— TO BE DONE —
What follows is a set of records; restate each one word for word and drop the pictures.

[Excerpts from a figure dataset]
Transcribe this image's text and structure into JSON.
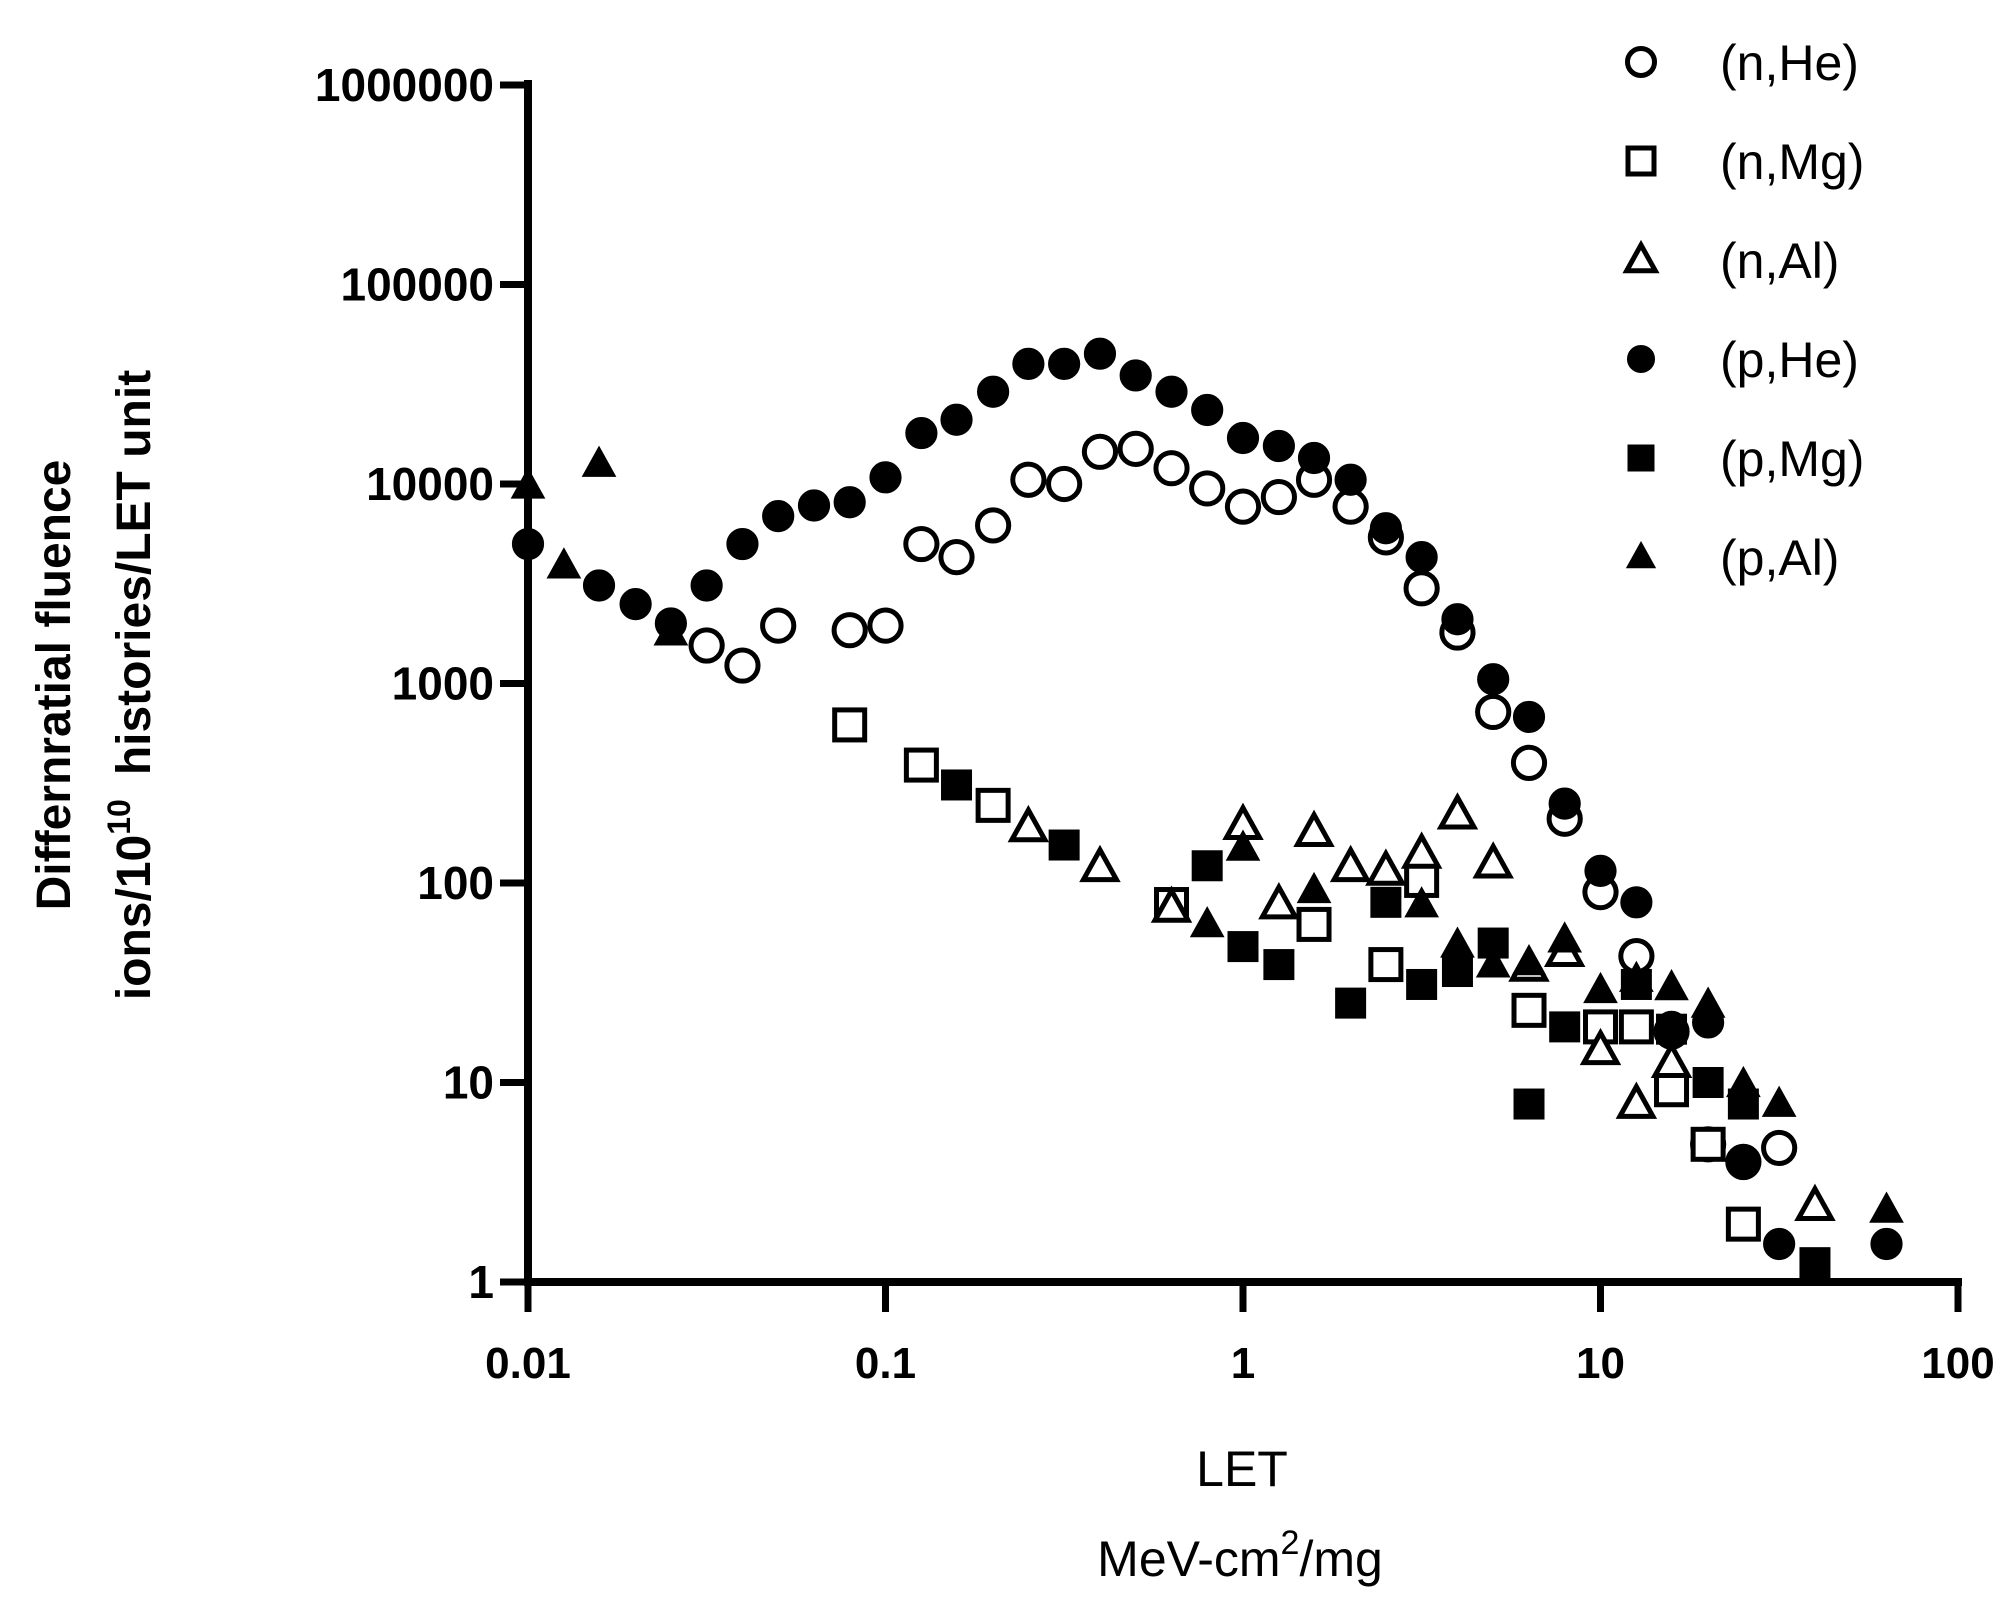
{
  "chart_data": {
    "type": "scatter",
    "title": "",
    "xscale": "log",
    "yscale": "log",
    "xlim": [
      0.01,
      100
    ],
    "ylim": [
      1,
      1000000
    ],
    "x_ticks": [
      "0.01",
      "0.1",
      "1",
      "10",
      "100"
    ],
    "y_ticks": [
      "1",
      "10",
      "100",
      "1000",
      "10000",
      "100000",
      "1000000"
    ],
    "xlabel_line1": "LET",
    "xlabel_line2_pre": "MeV-cm",
    "xlabel_line2_sup": "2",
    "xlabel_line2_post": "/mg",
    "ylabel_line1": "Differnratial fluence",
    "ylabel_line2_pre": "ions/10",
    "ylabel_line2_sup": "10",
    "ylabel_line2_post": "histories/LET unit",
    "legend_position": "top-right",
    "series": [
      {
        "name": "(n,He)",
        "marker": "circle-open",
        "points": [
          [
            0.0316,
            1550
          ],
          [
            0.0398,
            1230
          ],
          [
            0.0501,
            1950
          ],
          [
            0.0794,
            1850
          ],
          [
            0.1,
            1950
          ],
          [
            0.126,
            5000
          ],
          [
            0.158,
            4300
          ],
          [
            0.2,
            6200
          ],
          [
            0.251,
            10500
          ],
          [
            0.316,
            10000
          ],
          [
            0.398,
            14500
          ],
          [
            0.501,
            15000
          ],
          [
            0.631,
            12000
          ],
          [
            0.794,
            9500
          ],
          [
            1.0,
            7700
          ],
          [
            1.26,
            8600
          ],
          [
            1.58,
            10500
          ],
          [
            2.0,
            7700
          ],
          [
            2.51,
            5400
          ],
          [
            3.16,
            3000
          ],
          [
            3.98,
            1800
          ],
          [
            5.01,
            720
          ],
          [
            6.31,
            400
          ],
          [
            7.94,
            210
          ],
          [
            10.0,
            90
          ],
          [
            12.6,
            43
          ],
          [
            15.8,
            18
          ],
          [
            20.0,
            4.9
          ],
          [
            25.1,
            4.0
          ],
          [
            31.6,
            4.7
          ]
        ]
      },
      {
        "name": "(n,Mg)",
        "marker": "square-open",
        "points": [
          [
            0.0794,
            620
          ],
          [
            0.126,
            390
          ],
          [
            0.2,
            245
          ],
          [
            0.631,
            78
          ],
          [
            1.58,
            62
          ],
          [
            2.51,
            39
          ],
          [
            3.16,
            103
          ],
          [
            6.31,
            23
          ],
          [
            10.0,
            19
          ],
          [
            12.6,
            19
          ],
          [
            15.8,
            9.2
          ],
          [
            20.0,
            4.9
          ],
          [
            25.1,
            1.95
          ]
        ]
      },
      {
        "name": "(n,Al)",
        "marker": "triangle-open",
        "points": [
          [
            0.251,
            190
          ],
          [
            0.398,
            120
          ],
          [
            0.631,
            75
          ],
          [
            1.0,
            195
          ],
          [
            1.26,
            78
          ],
          [
            1.58,
            180
          ],
          [
            2.0,
            120
          ],
          [
            2.51,
            115
          ],
          [
            3.16,
            140
          ],
          [
            3.98,
            220
          ],
          [
            5.01,
            125
          ],
          [
            6.31,
            38
          ],
          [
            7.94,
            45
          ],
          [
            10.0,
            14.5
          ],
          [
            12.6,
            7.8
          ],
          [
            15.8,
            12.5
          ],
          [
            39.8,
            2.4
          ]
        ]
      },
      {
        "name": "(p,He)",
        "marker": "circle-filled",
        "points": [
          [
            0.01,
            5000
          ],
          [
            0.0158,
            3100
          ],
          [
            0.02,
            2500
          ],
          [
            0.0251,
            2000
          ],
          [
            0.0316,
            3100
          ],
          [
            0.0398,
            5000
          ],
          [
            0.0501,
            6900
          ],
          [
            0.0631,
            7800
          ],
          [
            0.0794,
            8100
          ],
          [
            0.1,
            10800
          ],
          [
            0.126,
            18000
          ],
          [
            0.158,
            21000
          ],
          [
            0.2,
            29000
          ],
          [
            0.251,
            40000
          ],
          [
            0.316,
            40000
          ],
          [
            0.398,
            45000
          ],
          [
            0.501,
            35000
          ],
          [
            0.631,
            29000
          ],
          [
            0.794,
            23500
          ],
          [
            1.0,
            17000
          ],
          [
            1.26,
            15500
          ],
          [
            1.58,
            13500
          ],
          [
            2.0,
            10500
          ],
          [
            2.51,
            6000
          ],
          [
            3.16,
            4300
          ],
          [
            3.98,
            2100
          ],
          [
            5.01,
            1050
          ],
          [
            6.31,
            680
          ],
          [
            7.94,
            250
          ],
          [
            10.0,
            115
          ],
          [
            12.6,
            80
          ],
          [
            15.8,
            19
          ],
          [
            20.0,
            20
          ],
          [
            25.1,
            3.9
          ],
          [
            31.6,
            1.55
          ],
          [
            63.1,
            1.55
          ]
        ]
      },
      {
        "name": "(p,Mg)",
        "marker": "square-filled",
        "points": [
          [
            0.158,
            310
          ],
          [
            0.316,
            155
          ],
          [
            0.794,
            122
          ],
          [
            1.0,
            48
          ],
          [
            1.26,
            39
          ],
          [
            2.0,
            25
          ],
          [
            2.51,
            80
          ],
          [
            3.16,
            31
          ],
          [
            3.98,
            36
          ],
          [
            5.01,
            50
          ],
          [
            6.31,
            7.8
          ],
          [
            7.94,
            19
          ],
          [
            12.6,
            31
          ],
          [
            15.8,
            18.5
          ],
          [
            20.0,
            10
          ],
          [
            25.1,
            7.8
          ],
          [
            39.8,
            1.25
          ]
        ]
      },
      {
        "name": "(p,Al)",
        "marker": "triangle-filled",
        "points": [
          [
            0.01,
            9800
          ],
          [
            0.0126,
            3900
          ],
          [
            0.0158,
            12600
          ],
          [
            0.0251,
            1800
          ],
          [
            0.794,
            62
          ],
          [
            1.0,
            150
          ],
          [
            1.58,
            92
          ],
          [
            3.16,
            78
          ],
          [
            3.98,
            49
          ],
          [
            5.01,
            39
          ],
          [
            6.31,
            40
          ],
          [
            7.94,
            52
          ],
          [
            10.0,
            29
          ],
          [
            12.6,
            33
          ],
          [
            15.8,
            30
          ],
          [
            20.0,
            24.5
          ],
          [
            25.1,
            9.8
          ],
          [
            31.6,
            7.8
          ],
          [
            63.1,
            2.3
          ]
        ]
      }
    ]
  }
}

— SOLVED EXERCISE —
Transcribe this image's text and structure into JSON.
{
  "chart_data": {
    "type": "scatter",
    "title": "",
    "xscale": "log",
    "yscale": "log",
    "xlim": [
      0.01,
      100
    ],
    "ylim": [
      1,
      1000000
    ],
    "x_ticks": [
      "0.01",
      "0.1",
      "1",
      "10",
      "100"
    ],
    "y_ticks": [
      "1",
      "10",
      "100",
      "1000",
      "10000",
      "100000",
      "1000000"
    ],
    "xlabel_line1": "LET",
    "xlabel_line2_pre": "MeV-cm",
    "xlabel_line2_sup": "2",
    "xlabel_line2_post": "/mg",
    "ylabel_line1": "Differnratial fluence",
    "ylabel_line2_pre": "ions/10",
    "ylabel_line2_sup": "10",
    "ylabel_line2_post": "histories/LET unit",
    "legend_position": "top-right",
    "series": [
      {
        "name": "(n,He)",
        "marker": "circle-open",
        "points": [
          [
            0.0316,
            1550
          ],
          [
            0.0398,
            1230
          ],
          [
            0.0501,
            1950
          ],
          [
            0.0794,
            1850
          ],
          [
            0.1,
            1950
          ],
          [
            0.126,
            5000
          ],
          [
            0.158,
            4300
          ],
          [
            0.2,
            6200
          ],
          [
            0.251,
            10500
          ],
          [
            0.316,
            10000
          ],
          [
            0.398,
            14500
          ],
          [
            0.501,
            15000
          ],
          [
            0.631,
            12000
          ],
          [
            0.794,
            9500
          ],
          [
            1.0,
            7700
          ],
          [
            1.26,
            8600
          ],
          [
            1.58,
            10500
          ],
          [
            2.0,
            7700
          ],
          [
            2.51,
            5400
          ],
          [
            3.16,
            3000
          ],
          [
            3.98,
            1800
          ],
          [
            5.01,
            720
          ],
          [
            6.31,
            400
          ],
          [
            7.94,
            210
          ],
          [
            10.0,
            90
          ],
          [
            12.6,
            43
          ],
          [
            15.8,
            18
          ],
          [
            20.0,
            4.9
          ],
          [
            25.1,
            4.0
          ],
          [
            31.6,
            4.7
          ]
        ]
      },
      {
        "name": "(n,Mg)",
        "marker": "square-open",
        "points": [
          [
            0.0794,
            620
          ],
          [
            0.126,
            390
          ],
          [
            0.2,
            245
          ],
          [
            0.631,
            78
          ],
          [
            1.58,
            62
          ],
          [
            2.51,
            39
          ],
          [
            3.16,
            103
          ],
          [
            6.31,
            23
          ],
          [
            10.0,
            19
          ],
          [
            12.6,
            19
          ],
          [
            15.8,
            9.2
          ],
          [
            20.0,
            4.9
          ],
          [
            25.1,
            1.95
          ]
        ]
      },
      {
        "name": "(n,Al)",
        "marker": "triangle-open",
        "points": [
          [
            0.251,
            190
          ],
          [
            0.398,
            120
          ],
          [
            0.631,
            75
          ],
          [
            1.0,
            195
          ],
          [
            1.26,
            78
          ],
          [
            1.58,
            180
          ],
          [
            2.0,
            120
          ],
          [
            2.51,
            115
          ],
          [
            3.16,
            140
          ],
          [
            3.98,
            220
          ],
          [
            5.01,
            125
          ],
          [
            6.31,
            38
          ],
          [
            7.94,
            45
          ],
          [
            10.0,
            14.5
          ],
          [
            12.6,
            7.8
          ],
          [
            15.8,
            12.5
          ],
          [
            39.8,
            2.4
          ]
        ]
      },
      {
        "name": "(p,He)",
        "marker": "circle-filled",
        "points": [
          [
            0.01,
            5000
          ],
          [
            0.0158,
            3100
          ],
          [
            0.02,
            2500
          ],
          [
            0.0251,
            2000
          ],
          [
            0.0316,
            3100
          ],
          [
            0.0398,
            5000
          ],
          [
            0.0501,
            6900
          ],
          [
            0.0631,
            7800
          ],
          [
            0.0794,
            8100
          ],
          [
            0.1,
            10800
          ],
          [
            0.126,
            18000
          ],
          [
            0.158,
            21000
          ],
          [
            0.2,
            29000
          ],
          [
            0.251,
            40000
          ],
          [
            0.316,
            40000
          ],
          [
            0.398,
            45000
          ],
          [
            0.501,
            35000
          ],
          [
            0.631,
            29000
          ],
          [
            0.794,
            23500
          ],
          [
            1.0,
            17000
          ],
          [
            1.26,
            15500
          ],
          [
            1.58,
            13500
          ],
          [
            2.0,
            10500
          ],
          [
            2.51,
            6000
          ],
          [
            3.16,
            4300
          ],
          [
            3.98,
            2100
          ],
          [
            5.01,
            1050
          ],
          [
            6.31,
            680
          ],
          [
            7.94,
            250
          ],
          [
            10.0,
            115
          ],
          [
            12.6,
            80
          ],
          [
            15.8,
            19
          ],
          [
            20.0,
            20
          ],
          [
            25.1,
            3.9
          ],
          [
            31.6,
            1.55
          ],
          [
            63.1,
            1.55
          ]
        ]
      },
      {
        "name": "(p,Mg)",
        "marker": "square-filled",
        "points": [
          [
            0.158,
            310
          ],
          [
            0.316,
            155
          ],
          [
            0.794,
            122
          ],
          [
            1.0,
            48
          ],
          [
            1.26,
            39
          ],
          [
            2.0,
            25
          ],
          [
            2.51,
            80
          ],
          [
            3.16,
            31
          ],
          [
            3.98,
            36
          ],
          [
            5.01,
            50
          ],
          [
            6.31,
            7.8
          ],
          [
            7.94,
            19
          ],
          [
            12.6,
            31
          ],
          [
            15.8,
            18.5
          ],
          [
            20.0,
            10
          ],
          [
            25.1,
            7.8
          ],
          [
            39.8,
            1.25
          ]
        ]
      },
      {
        "name": "(p,Al)",
        "marker": "triangle-filled",
        "points": [
          [
            0.01,
            9800
          ],
          [
            0.0126,
            3900
          ],
          [
            0.0158,
            12600
          ],
          [
            0.0251,
            1800
          ],
          [
            0.794,
            62
          ],
          [
            1.0,
            150
          ],
          [
            1.58,
            92
          ],
          [
            3.16,
            78
          ],
          [
            3.98,
            49
          ],
          [
            5.01,
            39
          ],
          [
            6.31,
            40
          ],
          [
            7.94,
            52
          ],
          [
            10.0,
            29
          ],
          [
            12.6,
            33
          ],
          [
            15.8,
            30
          ],
          [
            20.0,
            24.5
          ],
          [
            25.1,
            9.8
          ],
          [
            31.6,
            7.8
          ],
          [
            63.1,
            2.3
          ]
        ]
      }
    ]
  }
}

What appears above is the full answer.